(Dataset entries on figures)

==================================================

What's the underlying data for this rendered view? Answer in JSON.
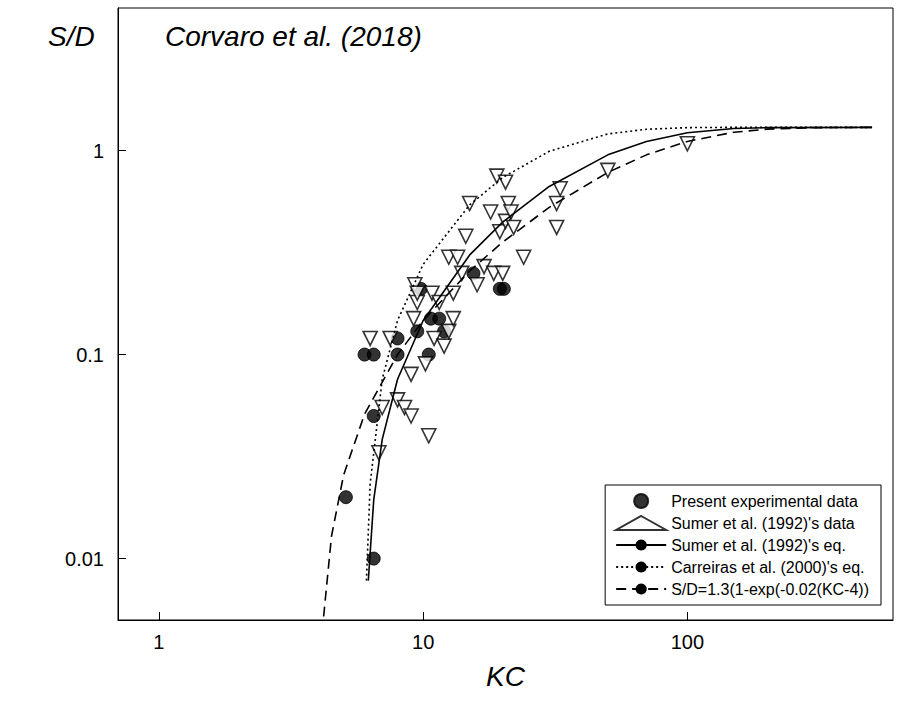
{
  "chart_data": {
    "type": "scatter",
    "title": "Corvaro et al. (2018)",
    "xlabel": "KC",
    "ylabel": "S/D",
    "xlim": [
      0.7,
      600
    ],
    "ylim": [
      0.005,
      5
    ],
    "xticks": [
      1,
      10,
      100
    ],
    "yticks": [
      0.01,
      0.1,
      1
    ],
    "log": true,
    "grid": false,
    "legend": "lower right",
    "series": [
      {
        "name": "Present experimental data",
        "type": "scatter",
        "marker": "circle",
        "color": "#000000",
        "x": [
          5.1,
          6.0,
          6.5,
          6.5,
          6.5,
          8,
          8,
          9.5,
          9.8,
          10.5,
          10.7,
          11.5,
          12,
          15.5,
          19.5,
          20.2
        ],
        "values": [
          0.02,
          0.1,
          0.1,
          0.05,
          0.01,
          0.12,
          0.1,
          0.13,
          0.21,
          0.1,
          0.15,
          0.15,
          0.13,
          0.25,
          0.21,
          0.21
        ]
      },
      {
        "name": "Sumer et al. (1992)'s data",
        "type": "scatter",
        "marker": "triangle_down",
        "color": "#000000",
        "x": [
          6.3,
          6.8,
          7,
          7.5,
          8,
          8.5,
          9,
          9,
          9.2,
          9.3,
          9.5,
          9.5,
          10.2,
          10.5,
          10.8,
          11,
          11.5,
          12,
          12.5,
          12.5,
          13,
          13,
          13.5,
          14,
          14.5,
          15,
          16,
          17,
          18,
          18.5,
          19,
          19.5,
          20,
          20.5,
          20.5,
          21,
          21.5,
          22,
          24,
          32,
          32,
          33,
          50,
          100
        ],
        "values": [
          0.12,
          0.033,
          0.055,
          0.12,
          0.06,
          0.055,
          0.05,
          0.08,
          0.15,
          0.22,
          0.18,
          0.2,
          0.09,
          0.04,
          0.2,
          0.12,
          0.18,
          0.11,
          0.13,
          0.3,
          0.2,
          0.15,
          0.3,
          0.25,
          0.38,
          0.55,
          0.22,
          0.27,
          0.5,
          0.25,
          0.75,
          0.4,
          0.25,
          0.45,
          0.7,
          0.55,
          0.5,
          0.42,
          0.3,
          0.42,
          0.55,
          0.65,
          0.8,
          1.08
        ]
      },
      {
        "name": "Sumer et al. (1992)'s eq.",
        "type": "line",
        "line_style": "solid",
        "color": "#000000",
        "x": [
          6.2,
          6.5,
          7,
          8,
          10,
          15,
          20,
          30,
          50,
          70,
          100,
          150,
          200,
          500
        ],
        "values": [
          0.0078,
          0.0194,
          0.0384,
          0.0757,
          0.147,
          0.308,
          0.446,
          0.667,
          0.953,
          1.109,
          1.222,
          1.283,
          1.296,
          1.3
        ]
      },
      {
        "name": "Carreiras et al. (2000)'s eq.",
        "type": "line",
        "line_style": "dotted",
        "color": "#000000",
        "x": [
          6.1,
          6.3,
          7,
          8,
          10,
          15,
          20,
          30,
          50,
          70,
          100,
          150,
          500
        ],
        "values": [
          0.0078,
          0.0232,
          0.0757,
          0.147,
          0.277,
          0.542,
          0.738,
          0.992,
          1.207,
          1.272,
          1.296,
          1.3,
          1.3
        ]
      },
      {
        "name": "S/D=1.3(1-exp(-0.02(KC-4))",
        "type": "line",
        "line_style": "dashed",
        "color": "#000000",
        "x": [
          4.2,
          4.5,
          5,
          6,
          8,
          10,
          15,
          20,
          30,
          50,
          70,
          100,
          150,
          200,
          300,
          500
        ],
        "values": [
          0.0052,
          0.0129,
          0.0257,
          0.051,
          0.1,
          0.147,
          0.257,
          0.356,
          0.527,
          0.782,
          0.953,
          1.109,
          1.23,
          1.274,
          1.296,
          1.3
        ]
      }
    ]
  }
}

==================================================

With the pictures omitted, reproduce the records in full and exactly.

What's the underlying data for this rendered view? Answer in JSON.
{
  "chart_data": {
    "type": "scatter",
    "title": "Corvaro et al. (2018)",
    "xlabel": "KC",
    "ylabel": "S/D",
    "xlim": [
      0.7,
      600
    ],
    "ylim": [
      0.005,
      5
    ],
    "xticks": [
      1,
      10,
      100
    ],
    "yticks": [
      0.01,
      0.1,
      1
    ],
    "log": true,
    "grid": false,
    "legend": "lower right",
    "series": [
      {
        "name": "Present experimental data",
        "type": "scatter",
        "marker": "circle",
        "color": "#000000",
        "x": [
          5.1,
          6.0,
          6.5,
          6.5,
          6.5,
          8,
          8,
          9.5,
          9.8,
          10.5,
          10.7,
          11.5,
          12,
          15.5,
          19.5,
          20.2
        ],
        "values": [
          0.02,
          0.1,
          0.1,
          0.05,
          0.01,
          0.12,
          0.1,
          0.13,
          0.21,
          0.1,
          0.15,
          0.15,
          0.13,
          0.25,
          0.21,
          0.21
        ]
      },
      {
        "name": "Sumer et al. (1992)'s data",
        "type": "scatter",
        "marker": "triangle_down",
        "color": "#000000",
        "x": [
          6.3,
          6.8,
          7,
          7.5,
          8,
          8.5,
          9,
          9,
          9.2,
          9.3,
          9.5,
          9.5,
          10.2,
          10.5,
          10.8,
          11,
          11.5,
          12,
          12.5,
          12.5,
          13,
          13,
          13.5,
          14,
          14.5,
          15,
          16,
          17,
          18,
          18.5,
          19,
          19.5,
          20,
          20.5,
          20.5,
          21,
          21.5,
          22,
          24,
          32,
          32,
          33,
          50,
          100
        ],
        "values": [
          0.12,
          0.033,
          0.055,
          0.12,
          0.06,
          0.055,
          0.05,
          0.08,
          0.15,
          0.22,
          0.18,
          0.2,
          0.09,
          0.04,
          0.2,
          0.12,
          0.18,
          0.11,
          0.13,
          0.3,
          0.2,
          0.15,
          0.3,
          0.25,
          0.38,
          0.55,
          0.22,
          0.27,
          0.5,
          0.25,
          0.75,
          0.4,
          0.25,
          0.45,
          0.7,
          0.55,
          0.5,
          0.42,
          0.3,
          0.42,
          0.55,
          0.65,
          0.8,
          1.08
        ]
      },
      {
        "name": "Sumer et al. (1992)'s eq.",
        "type": "line",
        "line_style": "solid",
        "color": "#000000",
        "x": [
          6.2,
          6.5,
          7,
          8,
          10,
          15,
          20,
          30,
          50,
          70,
          100,
          150,
          200,
          500
        ],
        "values": [
          0.0078,
          0.0194,
          0.0384,
          0.0757,
          0.147,
          0.308,
          0.446,
          0.667,
          0.953,
          1.109,
          1.222,
          1.283,
          1.296,
          1.3
        ]
      },
      {
        "name": "Carreiras et al. (2000)'s eq.",
        "type": "line",
        "line_style": "dotted",
        "color": "#000000",
        "x": [
          6.1,
          6.3,
          7,
          8,
          10,
          15,
          20,
          30,
          50,
          70,
          100,
          150,
          500
        ],
        "values": [
          0.0078,
          0.0232,
          0.0757,
          0.147,
          0.277,
          0.542,
          0.738,
          0.992,
          1.207,
          1.272,
          1.296,
          1.3,
          1.3
        ]
      },
      {
        "name": "S/D=1.3(1-exp(-0.02(KC-4))",
        "type": "line",
        "line_style": "dashed",
        "color": "#000000",
        "x": [
          4.2,
          4.5,
          5,
          6,
          8,
          10,
          15,
          20,
          30,
          50,
          70,
          100,
          150,
          200,
          300,
          500
        ],
        "values": [
          0.0052,
          0.0129,
          0.0257,
          0.051,
          0.1,
          0.147,
          0.257,
          0.356,
          0.527,
          0.782,
          0.953,
          1.109,
          1.23,
          1.274,
          1.296,
          1.3
        ]
      }
    ]
  }
}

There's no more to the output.